Set exercise: Go through the material and tally the lines containing the string "Neue". Give the total alone.

Provided data:

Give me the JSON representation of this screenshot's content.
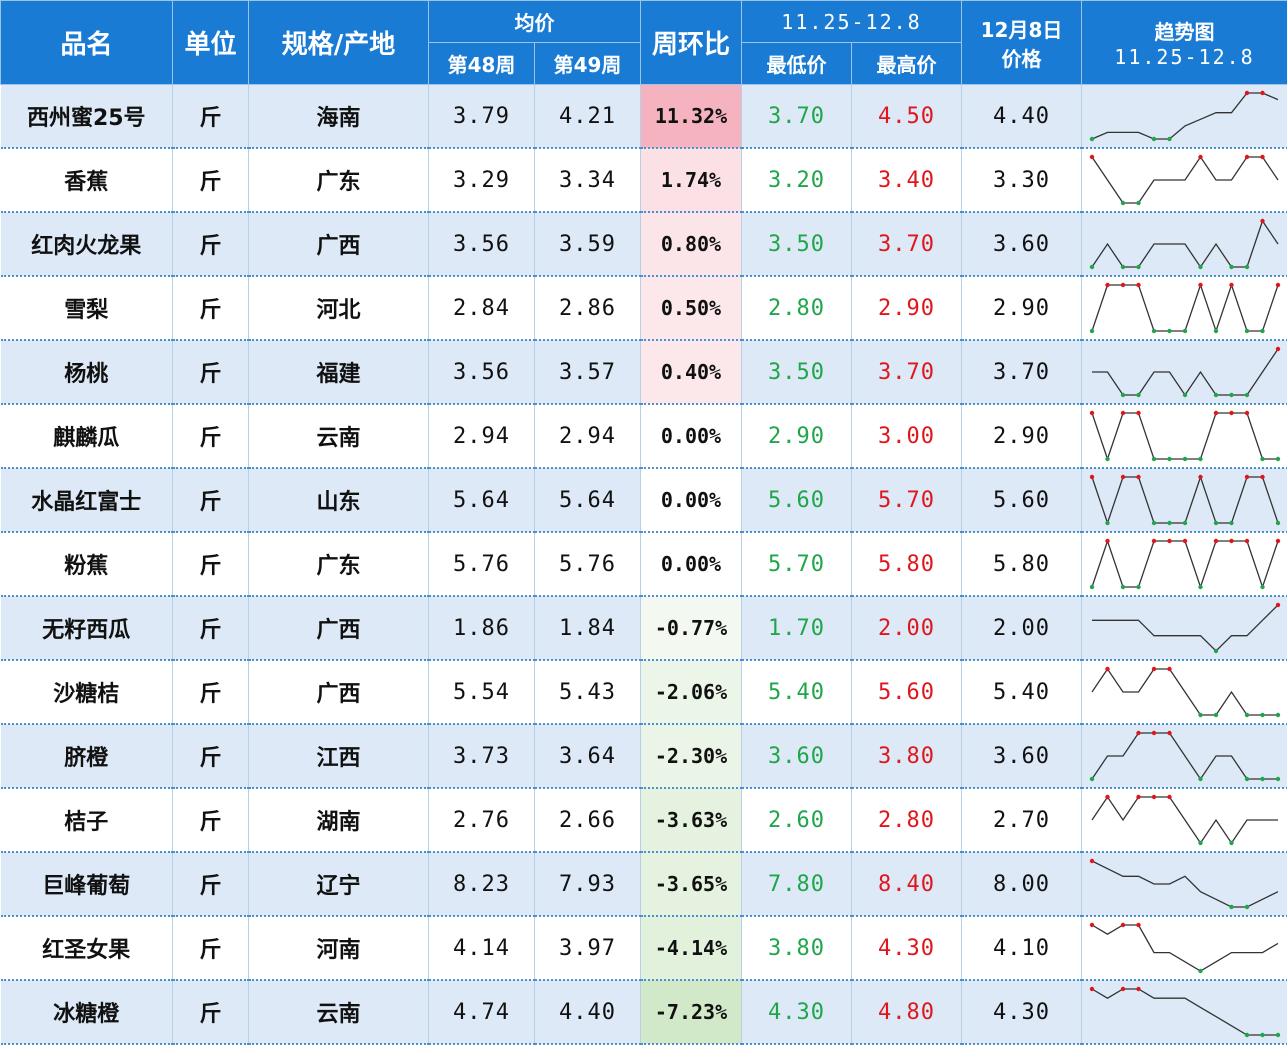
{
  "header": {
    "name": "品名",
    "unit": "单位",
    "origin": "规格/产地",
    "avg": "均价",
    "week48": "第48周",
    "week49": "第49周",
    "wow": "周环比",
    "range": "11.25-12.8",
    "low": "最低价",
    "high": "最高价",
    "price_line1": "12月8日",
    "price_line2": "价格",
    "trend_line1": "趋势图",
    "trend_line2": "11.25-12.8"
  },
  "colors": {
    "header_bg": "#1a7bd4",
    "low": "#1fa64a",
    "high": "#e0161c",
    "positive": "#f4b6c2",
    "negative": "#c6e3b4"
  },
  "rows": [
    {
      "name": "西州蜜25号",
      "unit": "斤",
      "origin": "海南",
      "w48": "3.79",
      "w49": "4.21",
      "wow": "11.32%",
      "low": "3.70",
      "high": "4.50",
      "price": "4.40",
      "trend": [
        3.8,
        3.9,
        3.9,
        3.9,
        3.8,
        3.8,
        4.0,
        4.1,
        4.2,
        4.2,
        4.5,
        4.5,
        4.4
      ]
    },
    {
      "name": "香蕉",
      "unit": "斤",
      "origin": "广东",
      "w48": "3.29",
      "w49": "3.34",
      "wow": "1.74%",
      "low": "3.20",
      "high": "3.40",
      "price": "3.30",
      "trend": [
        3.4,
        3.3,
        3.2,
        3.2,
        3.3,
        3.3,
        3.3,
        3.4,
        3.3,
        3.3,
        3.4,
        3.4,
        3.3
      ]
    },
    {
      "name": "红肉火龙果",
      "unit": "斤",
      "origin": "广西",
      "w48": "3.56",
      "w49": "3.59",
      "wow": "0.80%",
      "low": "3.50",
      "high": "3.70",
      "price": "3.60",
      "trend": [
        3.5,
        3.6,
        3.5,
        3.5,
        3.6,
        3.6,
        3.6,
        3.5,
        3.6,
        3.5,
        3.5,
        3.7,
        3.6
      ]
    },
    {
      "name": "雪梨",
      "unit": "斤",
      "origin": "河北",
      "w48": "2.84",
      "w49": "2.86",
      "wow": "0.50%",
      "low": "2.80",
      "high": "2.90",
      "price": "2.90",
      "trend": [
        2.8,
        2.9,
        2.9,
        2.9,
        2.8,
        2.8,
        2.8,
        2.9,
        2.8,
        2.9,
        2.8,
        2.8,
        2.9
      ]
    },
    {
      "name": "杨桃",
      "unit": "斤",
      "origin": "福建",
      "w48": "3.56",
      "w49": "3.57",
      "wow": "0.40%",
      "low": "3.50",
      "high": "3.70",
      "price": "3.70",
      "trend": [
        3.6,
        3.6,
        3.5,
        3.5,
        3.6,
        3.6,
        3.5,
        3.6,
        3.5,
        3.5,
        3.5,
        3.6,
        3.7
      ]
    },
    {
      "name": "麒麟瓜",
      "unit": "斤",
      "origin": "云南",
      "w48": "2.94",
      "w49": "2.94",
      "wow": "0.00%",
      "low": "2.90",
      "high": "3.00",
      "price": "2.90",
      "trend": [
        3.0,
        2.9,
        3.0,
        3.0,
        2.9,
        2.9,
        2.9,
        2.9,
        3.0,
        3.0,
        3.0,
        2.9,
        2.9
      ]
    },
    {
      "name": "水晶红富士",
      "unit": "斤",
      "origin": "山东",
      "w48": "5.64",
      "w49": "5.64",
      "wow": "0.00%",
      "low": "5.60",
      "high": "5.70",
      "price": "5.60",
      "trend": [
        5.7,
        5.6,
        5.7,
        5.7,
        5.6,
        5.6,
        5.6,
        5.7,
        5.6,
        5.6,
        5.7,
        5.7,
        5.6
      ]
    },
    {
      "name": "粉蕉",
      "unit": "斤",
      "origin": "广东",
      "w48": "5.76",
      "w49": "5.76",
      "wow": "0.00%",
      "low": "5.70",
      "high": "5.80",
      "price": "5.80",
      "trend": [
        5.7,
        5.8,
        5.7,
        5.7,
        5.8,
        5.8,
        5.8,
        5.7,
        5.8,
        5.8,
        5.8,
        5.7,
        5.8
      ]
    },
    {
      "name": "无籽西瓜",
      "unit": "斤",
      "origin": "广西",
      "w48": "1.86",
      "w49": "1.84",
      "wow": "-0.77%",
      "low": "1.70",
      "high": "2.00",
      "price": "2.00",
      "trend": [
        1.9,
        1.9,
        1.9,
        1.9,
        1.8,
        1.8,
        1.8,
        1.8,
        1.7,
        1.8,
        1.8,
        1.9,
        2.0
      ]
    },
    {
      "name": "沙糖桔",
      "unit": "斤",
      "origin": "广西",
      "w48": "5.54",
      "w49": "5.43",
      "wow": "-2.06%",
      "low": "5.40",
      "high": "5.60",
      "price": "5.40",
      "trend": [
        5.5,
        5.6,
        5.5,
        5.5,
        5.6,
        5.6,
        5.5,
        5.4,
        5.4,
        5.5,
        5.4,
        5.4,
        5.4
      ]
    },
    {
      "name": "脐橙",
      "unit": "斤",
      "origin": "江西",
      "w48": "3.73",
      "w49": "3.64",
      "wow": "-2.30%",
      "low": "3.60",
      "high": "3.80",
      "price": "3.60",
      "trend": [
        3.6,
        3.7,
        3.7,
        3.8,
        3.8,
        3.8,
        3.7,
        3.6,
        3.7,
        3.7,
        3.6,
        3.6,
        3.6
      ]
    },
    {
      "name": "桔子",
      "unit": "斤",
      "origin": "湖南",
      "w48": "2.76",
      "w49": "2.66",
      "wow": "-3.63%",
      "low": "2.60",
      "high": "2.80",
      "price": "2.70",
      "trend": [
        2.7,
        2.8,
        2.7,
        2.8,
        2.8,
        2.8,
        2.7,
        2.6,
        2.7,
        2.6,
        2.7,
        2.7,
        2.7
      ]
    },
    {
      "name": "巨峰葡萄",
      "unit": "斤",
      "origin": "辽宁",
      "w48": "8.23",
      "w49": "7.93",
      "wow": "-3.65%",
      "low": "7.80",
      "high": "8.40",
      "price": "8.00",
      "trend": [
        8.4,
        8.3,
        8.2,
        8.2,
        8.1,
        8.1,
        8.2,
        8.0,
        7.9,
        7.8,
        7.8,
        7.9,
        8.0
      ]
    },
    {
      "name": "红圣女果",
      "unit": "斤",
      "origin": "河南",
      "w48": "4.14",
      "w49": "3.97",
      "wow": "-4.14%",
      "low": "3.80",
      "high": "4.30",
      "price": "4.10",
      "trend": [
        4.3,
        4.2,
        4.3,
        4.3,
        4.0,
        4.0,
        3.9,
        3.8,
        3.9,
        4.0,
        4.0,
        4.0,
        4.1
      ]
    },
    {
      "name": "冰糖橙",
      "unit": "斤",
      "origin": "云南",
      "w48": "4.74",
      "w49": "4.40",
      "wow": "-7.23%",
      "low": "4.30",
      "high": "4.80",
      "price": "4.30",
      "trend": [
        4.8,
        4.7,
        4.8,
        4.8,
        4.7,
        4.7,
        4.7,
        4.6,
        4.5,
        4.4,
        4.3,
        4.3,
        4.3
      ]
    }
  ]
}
* * *
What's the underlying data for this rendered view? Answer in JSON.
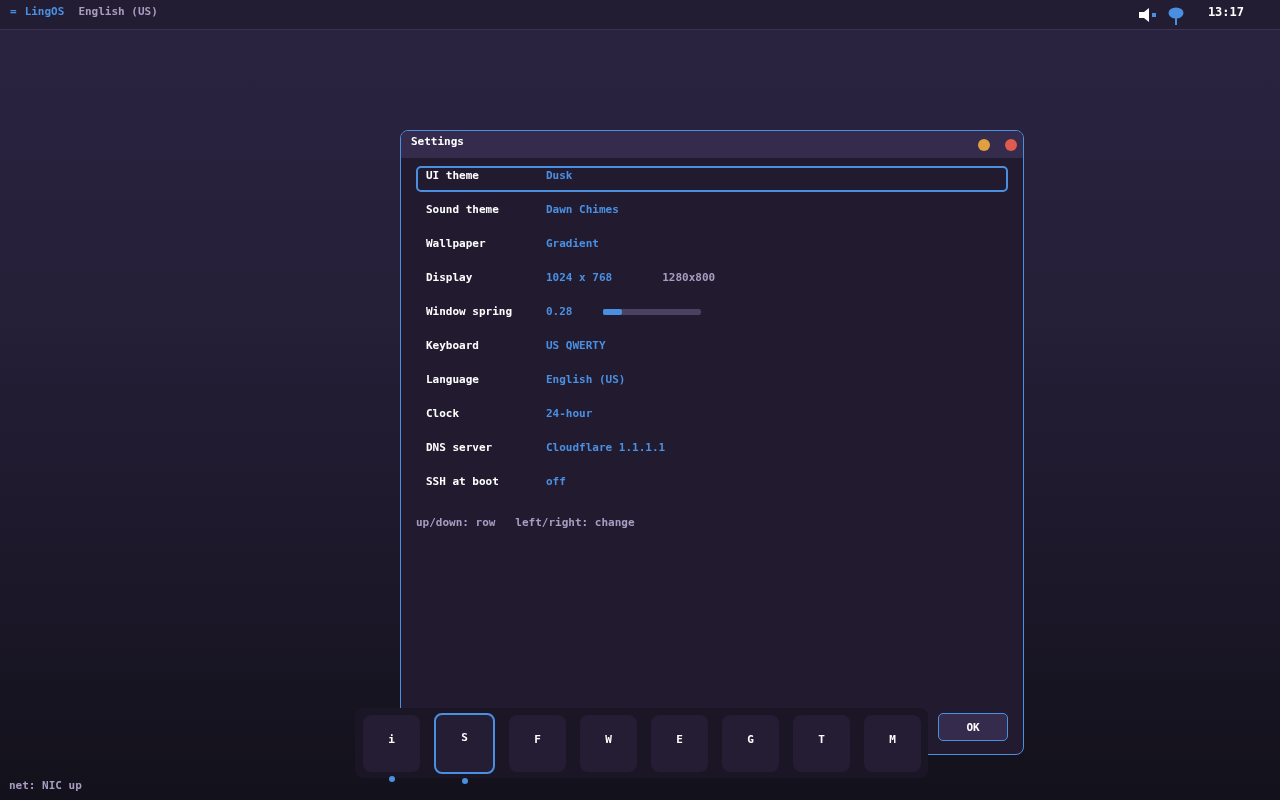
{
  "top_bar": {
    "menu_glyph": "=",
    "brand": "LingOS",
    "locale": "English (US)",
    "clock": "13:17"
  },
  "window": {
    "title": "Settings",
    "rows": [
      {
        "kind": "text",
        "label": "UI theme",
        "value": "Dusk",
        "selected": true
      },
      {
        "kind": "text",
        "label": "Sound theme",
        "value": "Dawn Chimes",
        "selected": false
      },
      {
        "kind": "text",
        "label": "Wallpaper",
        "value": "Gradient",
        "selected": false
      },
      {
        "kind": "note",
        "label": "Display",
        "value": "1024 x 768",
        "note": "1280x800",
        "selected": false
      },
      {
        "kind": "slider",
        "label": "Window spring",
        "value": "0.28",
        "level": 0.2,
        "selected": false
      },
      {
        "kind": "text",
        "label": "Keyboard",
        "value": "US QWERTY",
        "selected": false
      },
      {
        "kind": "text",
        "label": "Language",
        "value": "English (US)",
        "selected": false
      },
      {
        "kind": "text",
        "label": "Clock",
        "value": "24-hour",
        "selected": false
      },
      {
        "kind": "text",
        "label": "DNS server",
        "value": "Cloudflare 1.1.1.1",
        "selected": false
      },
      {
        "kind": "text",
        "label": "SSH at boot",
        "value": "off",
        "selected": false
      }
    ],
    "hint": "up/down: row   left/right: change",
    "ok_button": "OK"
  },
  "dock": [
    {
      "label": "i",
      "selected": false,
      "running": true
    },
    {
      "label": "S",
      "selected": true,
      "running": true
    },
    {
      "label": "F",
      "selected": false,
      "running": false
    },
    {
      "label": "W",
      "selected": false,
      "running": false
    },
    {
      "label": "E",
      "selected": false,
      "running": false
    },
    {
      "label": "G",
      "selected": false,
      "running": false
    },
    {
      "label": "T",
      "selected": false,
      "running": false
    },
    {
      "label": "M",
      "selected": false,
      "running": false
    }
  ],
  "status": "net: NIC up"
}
==
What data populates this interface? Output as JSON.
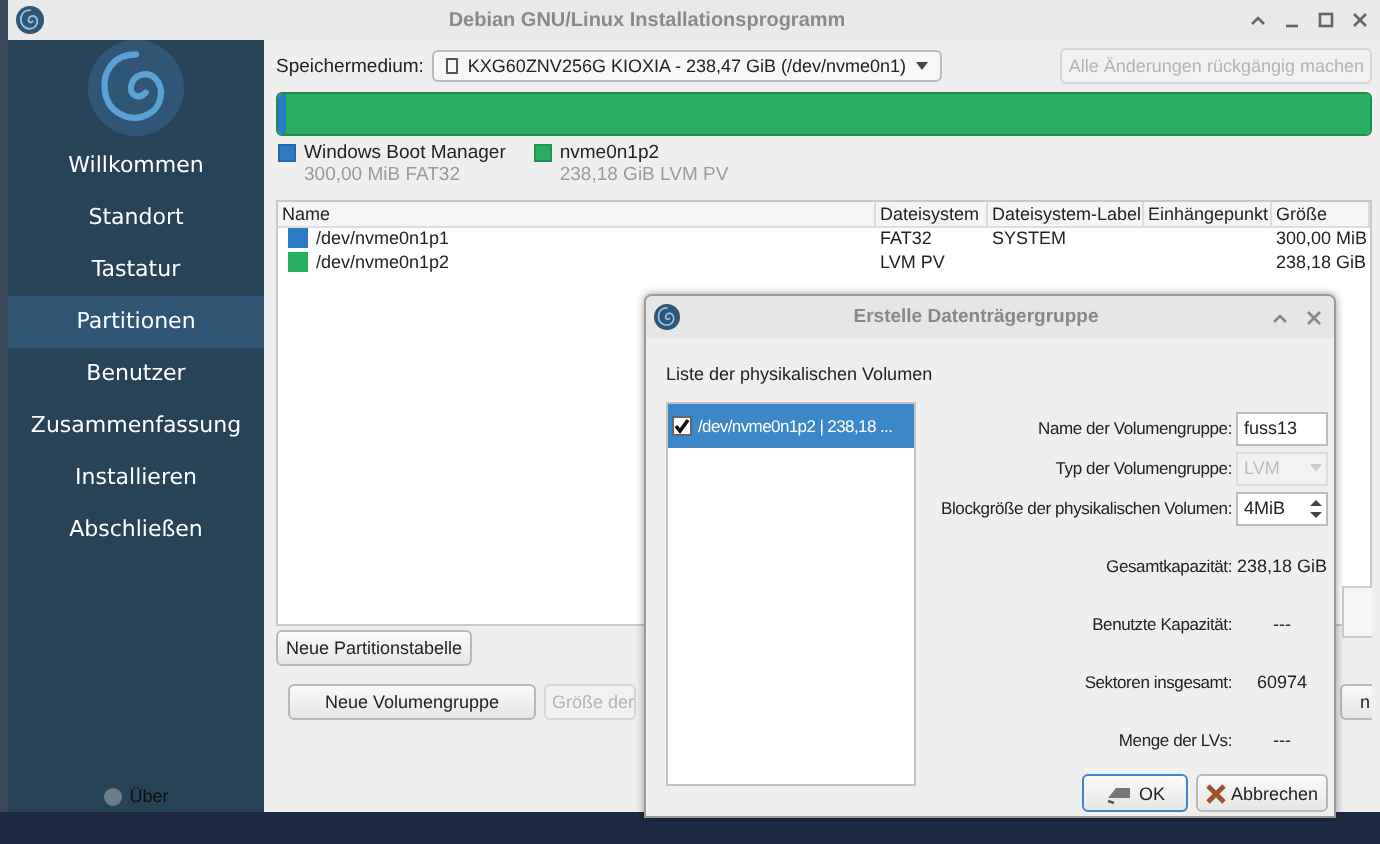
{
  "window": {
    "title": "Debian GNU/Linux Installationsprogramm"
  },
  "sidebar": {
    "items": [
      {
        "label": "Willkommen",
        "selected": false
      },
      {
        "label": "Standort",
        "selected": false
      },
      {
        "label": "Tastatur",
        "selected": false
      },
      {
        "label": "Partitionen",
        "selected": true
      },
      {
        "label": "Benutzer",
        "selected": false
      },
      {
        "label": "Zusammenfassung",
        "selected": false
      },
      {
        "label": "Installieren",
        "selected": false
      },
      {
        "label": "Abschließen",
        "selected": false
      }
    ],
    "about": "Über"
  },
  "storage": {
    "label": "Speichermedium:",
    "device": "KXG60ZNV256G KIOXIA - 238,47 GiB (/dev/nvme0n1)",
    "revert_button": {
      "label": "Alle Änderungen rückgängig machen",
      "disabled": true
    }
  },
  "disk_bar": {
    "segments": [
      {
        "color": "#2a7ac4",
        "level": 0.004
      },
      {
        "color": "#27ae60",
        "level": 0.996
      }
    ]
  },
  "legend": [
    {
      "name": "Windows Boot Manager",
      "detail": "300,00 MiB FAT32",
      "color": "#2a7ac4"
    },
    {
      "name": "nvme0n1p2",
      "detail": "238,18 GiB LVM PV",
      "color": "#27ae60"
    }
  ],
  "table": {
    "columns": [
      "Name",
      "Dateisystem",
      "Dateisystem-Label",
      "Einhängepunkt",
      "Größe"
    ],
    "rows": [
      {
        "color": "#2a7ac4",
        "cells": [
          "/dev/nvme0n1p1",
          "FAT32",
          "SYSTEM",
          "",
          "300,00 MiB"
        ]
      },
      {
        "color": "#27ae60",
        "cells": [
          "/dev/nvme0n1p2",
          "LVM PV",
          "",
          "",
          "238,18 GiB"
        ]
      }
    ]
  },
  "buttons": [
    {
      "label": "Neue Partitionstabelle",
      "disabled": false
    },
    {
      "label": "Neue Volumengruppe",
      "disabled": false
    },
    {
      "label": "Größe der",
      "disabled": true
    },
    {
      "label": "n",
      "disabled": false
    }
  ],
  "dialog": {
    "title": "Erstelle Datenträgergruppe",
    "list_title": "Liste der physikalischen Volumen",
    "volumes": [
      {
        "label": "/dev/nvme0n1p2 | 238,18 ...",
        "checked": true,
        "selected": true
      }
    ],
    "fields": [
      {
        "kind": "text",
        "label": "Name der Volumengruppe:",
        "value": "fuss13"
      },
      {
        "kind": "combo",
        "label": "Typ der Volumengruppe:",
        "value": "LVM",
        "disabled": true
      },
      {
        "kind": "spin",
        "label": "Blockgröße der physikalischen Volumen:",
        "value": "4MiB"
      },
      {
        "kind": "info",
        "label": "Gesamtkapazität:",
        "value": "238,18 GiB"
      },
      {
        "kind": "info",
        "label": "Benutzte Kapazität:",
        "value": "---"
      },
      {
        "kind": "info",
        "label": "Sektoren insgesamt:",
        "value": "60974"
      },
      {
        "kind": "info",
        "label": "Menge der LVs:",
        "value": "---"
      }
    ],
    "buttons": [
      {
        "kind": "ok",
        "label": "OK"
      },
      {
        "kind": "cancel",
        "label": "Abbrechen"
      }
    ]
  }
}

The reply: 2